-------- EXTRACTED ENTRIES --------

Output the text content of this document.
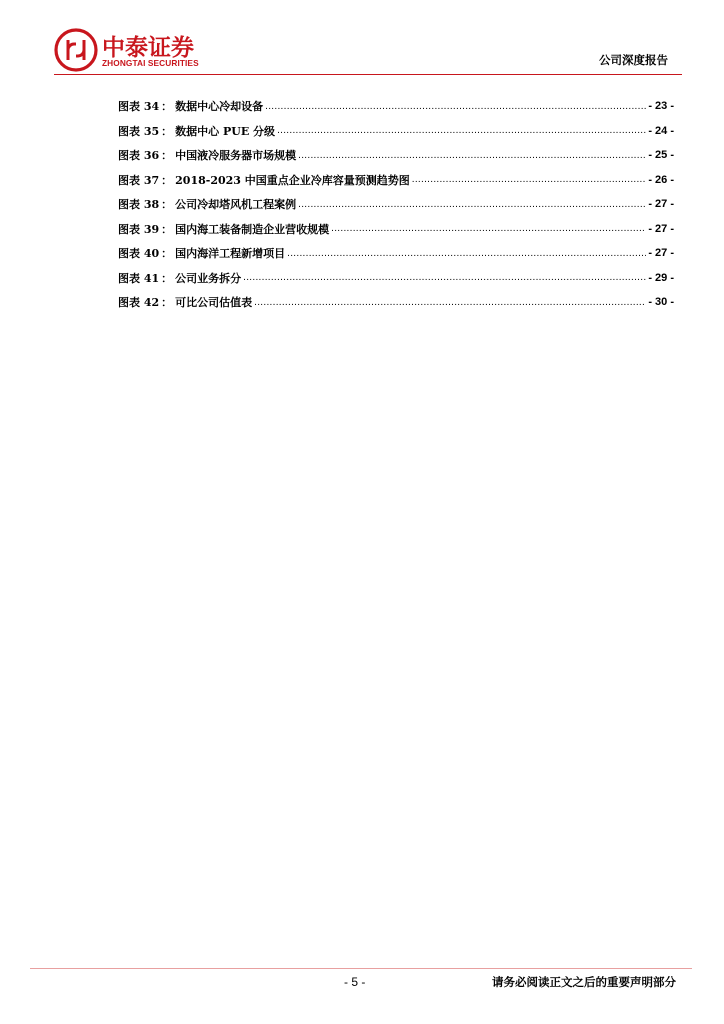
中泰证券
ZHONGTAI SECURITIES	公司深度报告
图表 34 ： 数据中心冷却设备 .....	- 23 -
图表 35 ： 数据中心 PUE 分级 .....	- 24 -
图表 36 ： 中国液冷服务器市场规模 .....	- 25 -
图表 37 ： 2018-2023 中国重点企业冷库容量预测趋势图 .....	- 26 -
图表 38 ： 公司冷却塔风机工程案例 .....	- 27 -
图表 39 ： 国内海工装备制造企业营收规模 .....	- 27 -
图表 40 ： 国内海洋工程新增项目 .....	- 27 -
图表 41 ： 公司业务拆分 .....	- 29 -
图表 42 ： 可比公司估值表 .....	- 30 -
- 5 -	请务必阅读正文之后的重要声明部分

--------

TASK GOAL
Repeat the material above in full and exactly, omitting the pictures.

RESULT BELOW
Output the text content of this document.
中泰证券
ZHONGTAI SECURITIES	公司深度报告
图表 34 ： 数据中心冷却设备 .....	- 23 -
图表 35 ： 数据中心 PUE 分级 .....	- 24 -
图表 36 ： 中国液冷服务器市场规模 .....	- 25 -
图表 37 ： 2018-2023 中国重点企业冷库容量预测趋势图 .....	- 26 -
图表 38 ： 公司冷却塔风机工程案例 .....	- 27 -
图表 39 ： 国内海工装备制造企业营收规模 .....	- 27 -
图表 40 ： 国内海洋工程新增项目 .....	- 27 -
图表 41 ： 公司业务拆分 .....	- 29 -
图表 42 ： 可比公司估值表 .....	- 30 -
- 5 -	请务必阅读正文之后的重要声明部分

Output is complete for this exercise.